» Exercise data
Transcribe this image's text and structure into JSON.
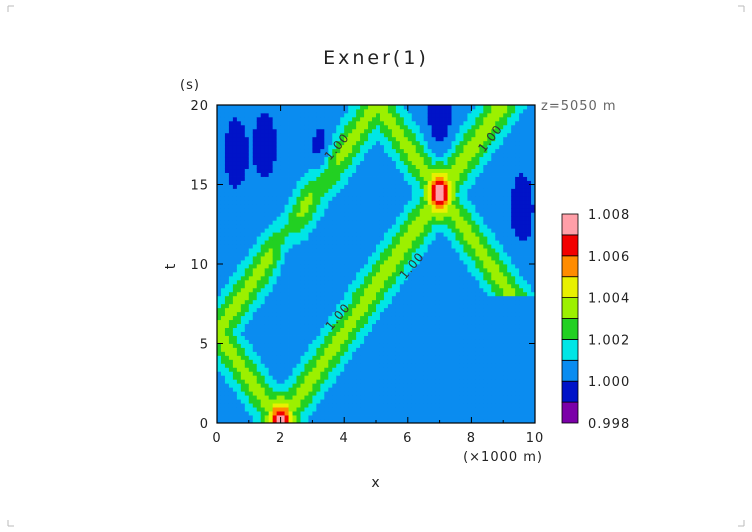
{
  "chart_data": {
    "type": "heatmap",
    "title": "Exner(1)",
    "xlabel": "x",
    "xunits": "(×1000 m)",
    "ylabel": "t",
    "yunits": "(s)",
    "annotation": "z=5050 m",
    "xlim": [
      0,
      10
    ],
    "ylim": [
      0,
      20
    ],
    "xticks": [
      "0",
      "2",
      "4",
      "6",
      "8",
      "10"
    ],
    "yticks": [
      "0",
      "5",
      "10",
      "15",
      "20"
    ],
    "contour_labels": [
      "1.00",
      "1.00",
      "1.00",
      "1.00"
    ],
    "colorbar": {
      "labels": [
        "1.008",
        "1.006",
        "1.004",
        "1.002",
        "1.000",
        "0.998"
      ],
      "bins": [
        {
          "range": [
            0.998,
            0.999
          ],
          "color": "#7b00a8"
        },
        {
          "range": [
            0.999,
            1.0
          ],
          "color": "#0013c8"
        },
        {
          "range": [
            1.0,
            1.001
          ],
          "color": "#0a8cf0"
        },
        {
          "range": [
            1.001,
            1.002
          ],
          "color": "#00e6e6"
        },
        {
          "range": [
            1.002,
            1.003
          ],
          "color": "#22d022"
        },
        {
          "range": [
            1.003,
            1.004
          ],
          "color": "#9cf000"
        },
        {
          "range": [
            1.004,
            1.005
          ],
          "color": "#e8f000"
        },
        {
          "range": [
            1.005,
            1.006
          ],
          "color": "#ff8c00"
        },
        {
          "range": [
            1.006,
            1.007
          ],
          "color": "#f20000"
        },
        {
          "range": [
            1.007,
            1.008
          ],
          "color": "#ff9fa8"
        }
      ]
    },
    "field": {
      "pulses": [
        {
          "x_start": 2.0,
          "t_start": 0.0,
          "speed_km_per_s": 0.35,
          "peak": 1.0075
        },
        {
          "x_start": 2.0,
          "t_start": 0.0,
          "speed_km_per_s": -0.35,
          "peak": 1.0075
        }
      ],
      "focus_points": [
        {
          "x": 2.0,
          "t": 0.0,
          "value": 1.0078
        },
        {
          "x": 7.0,
          "t": 14.5,
          "value": 1.0077
        }
      ],
      "background": 1.0005,
      "low_blobs": [
        {
          "x": 0.6,
          "t": 17.0,
          "value": 0.9993
        },
        {
          "x": 1.5,
          "t": 17.5,
          "value": 0.9993
        },
        {
          "x": 2.2,
          "t": 11.5,
          "value": 0.9993
        },
        {
          "x": 3.3,
          "t": 16.5,
          "value": 0.9993
        },
        {
          "x": 7.0,
          "t": 19.5,
          "value": 0.9993
        },
        {
          "x": 9.6,
          "t": 13.5,
          "value": 0.9993
        }
      ]
    }
  }
}
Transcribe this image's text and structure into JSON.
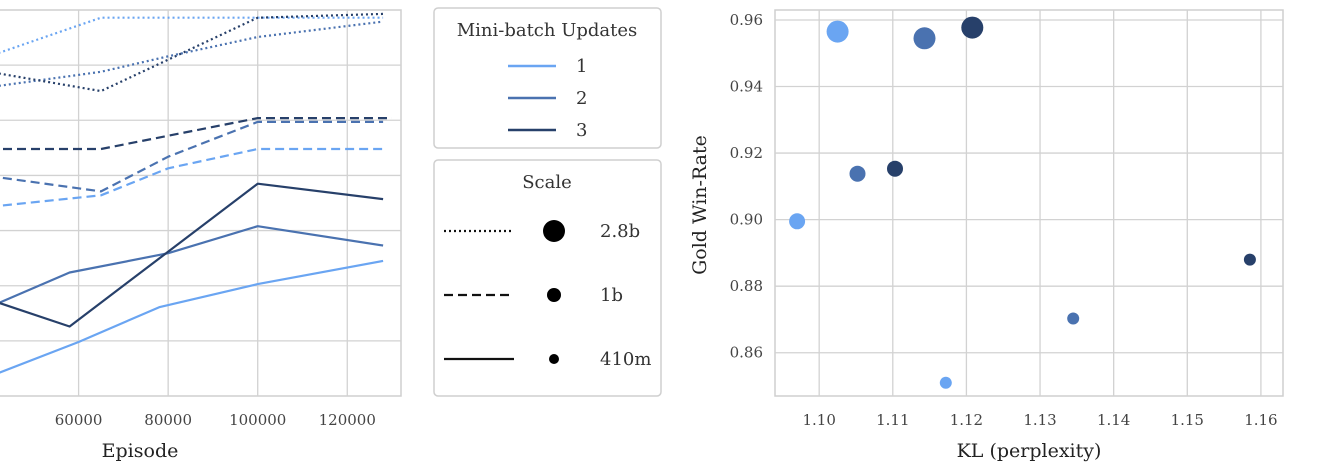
{
  "colors": {
    "series1": "#6aa5f2",
    "series2": "#4a72b0",
    "series3": "#27406a",
    "grid": "#d2d2d2",
    "plot_bg": "#ffffff"
  },
  "legend_updates": {
    "title": "Mini-batch Updates",
    "items": [
      {
        "label": "1",
        "color": "#6aa5f2"
      },
      {
        "label": "2",
        "color": "#4a72b0"
      },
      {
        "label": "3",
        "color": "#27406a"
      }
    ]
  },
  "legend_scale": {
    "title": "Scale",
    "items": [
      {
        "label": "2.8b",
        "linestyle": "dotted",
        "marker_size": "large"
      },
      {
        "label": "1b",
        "linestyle": "dashed",
        "marker_size": "medium"
      },
      {
        "label": "410m",
        "linestyle": "solid",
        "marker_size": "small"
      }
    ]
  },
  "chart_data": [
    {
      "type": "line",
      "xlabel": "Episode",
      "ylabel": "",
      "xlim": [
        42000,
        132000
      ],
      "ylim": [
        0,
        1
      ],
      "xticks": [
        60000,
        80000,
        100000,
        120000
      ],
      "grid": true,
      "series": [
        {
          "updates": 1,
          "scale": "2.8b",
          "style": "dotted",
          "color": "#6aa5f2",
          "x": [
            40000,
            65000,
            100000,
            128000
          ],
          "y": [
            0.88,
            0.98,
            0.98,
            0.98
          ]
        },
        {
          "updates": 2,
          "scale": "2.8b",
          "style": "dotted",
          "color": "#4a72b0",
          "x": [
            40000,
            65000,
            80000,
            100000,
            128000
          ],
          "y": [
            0.8,
            0.84,
            0.88,
            0.93,
            0.97
          ]
        },
        {
          "updates": 3,
          "scale": "2.8b",
          "style": "dotted",
          "color": "#27406a",
          "x": [
            40000,
            65000,
            100000,
            128000
          ],
          "y": [
            0.84,
            0.79,
            0.98,
            0.99
          ]
        },
        {
          "updates": 1,
          "scale": "1b",
          "style": "dashed",
          "color": "#6aa5f2",
          "x": [
            40000,
            65000,
            80000,
            100000,
            128000
          ],
          "y": [
            0.49,
            0.52,
            0.59,
            0.64,
            0.64
          ]
        },
        {
          "updates": 2,
          "scale": "1b",
          "style": "dashed",
          "color": "#4a72b0",
          "x": [
            40000,
            65000,
            80000,
            100000,
            128000
          ],
          "y": [
            0.57,
            0.53,
            0.62,
            0.71,
            0.71
          ]
        },
        {
          "updates": 3,
          "scale": "1b",
          "style": "dashed",
          "color": "#27406a",
          "x": [
            40000,
            65000,
            100000,
            130000
          ],
          "y": [
            0.64,
            0.64,
            0.72,
            0.72
          ]
        },
        {
          "updates": 1,
          "scale": "410m",
          "style": "solid",
          "color": "#6aa5f2",
          "x": [
            40000,
            60000,
            78000,
            100000,
            128000
          ],
          "y": [
            0.05,
            0.14,
            0.23,
            0.29,
            0.35
          ]
        },
        {
          "updates": 2,
          "scale": "410m",
          "style": "solid",
          "color": "#4a72b0",
          "x": [
            40000,
            58000,
            80000,
            100000,
            128000
          ],
          "y": [
            0.23,
            0.32,
            0.37,
            0.44,
            0.39
          ]
        },
        {
          "updates": 3,
          "scale": "410m",
          "style": "solid",
          "color": "#27406a",
          "x": [
            40000,
            58000,
            100000,
            128000
          ],
          "y": [
            0.25,
            0.18,
            0.55,
            0.51
          ]
        }
      ]
    },
    {
      "type": "scatter",
      "xlabel": "KL (perplexity)",
      "ylabel": "Gold Win-Rate",
      "xlim": [
        1.094,
        1.163
      ],
      "ylim": [
        0.847,
        0.963
      ],
      "xticks": [
        1.1,
        1.11,
        1.12,
        1.13,
        1.14,
        1.15,
        1.16
      ],
      "yticks": [
        0.86,
        0.88,
        0.9,
        0.92,
        0.94,
        0.96
      ],
      "grid": true,
      "points": [
        {
          "x": 1.1025,
          "y": 0.9565,
          "updates": 1,
          "scale": "2.8b",
          "color": "#6aa5f2"
        },
        {
          "x": 1.097,
          "y": 0.8995,
          "updates": 1,
          "scale": "1b",
          "color": "#6aa5f2"
        },
        {
          "x": 1.1172,
          "y": 0.851,
          "updates": 1,
          "scale": "410m",
          "color": "#6aa5f2"
        },
        {
          "x": 1.1143,
          "y": 0.9545,
          "updates": 2,
          "scale": "2.8b",
          "color": "#4a72b0"
        },
        {
          "x": 1.1052,
          "y": 0.9138,
          "updates": 2,
          "scale": "1b",
          "color": "#4a72b0"
        },
        {
          "x": 1.1345,
          "y": 0.8703,
          "updates": 2,
          "scale": "410m",
          "color": "#4a72b0"
        },
        {
          "x": 1.1208,
          "y": 0.9577,
          "updates": 3,
          "scale": "2.8b",
          "color": "#27406a"
        },
        {
          "x": 1.1103,
          "y": 0.9153,
          "updates": 3,
          "scale": "1b",
          "color": "#27406a"
        },
        {
          "x": 1.1585,
          "y": 0.888,
          "updates": 3,
          "scale": "410m",
          "color": "#27406a"
        }
      ]
    }
  ]
}
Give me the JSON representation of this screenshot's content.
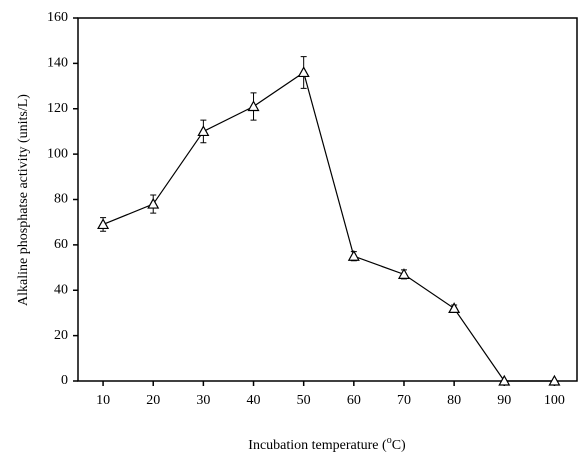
{
  "chart_data": {
    "type": "line",
    "y_label": "Alkaline phosphatse activity (units/L)",
    "x_label": [
      "Incubation temperature (",
      "o",
      "C)"
    ],
    "x": [
      10,
      20,
      30,
      40,
      50,
      60,
      70,
      80,
      90,
      100
    ],
    "series": [
      {
        "color": "#000000",
        "values": [
          69,
          78,
          110,
          121,
          136,
          55,
          47,
          32,
          0,
          0
        ],
        "errors": [
          3,
          4,
          5,
          6,
          7,
          2,
          2,
          1.5,
          0,
          0
        ]
      }
    ],
    "xlim": [
      5,
      104.5
    ],
    "xticks": [
      10,
      20,
      30,
      40,
      50,
      60,
      70,
      80,
      90,
      100
    ],
    "ylim": [
      0,
      160
    ],
    "yticks": [
      0,
      20,
      40,
      60,
      80,
      100,
      120,
      140,
      160
    ],
    "marker": "triangle-open",
    "grid": false
  }
}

» Prompt
Tally the lines containing "type". Provide the number without any other words.

» Solution
4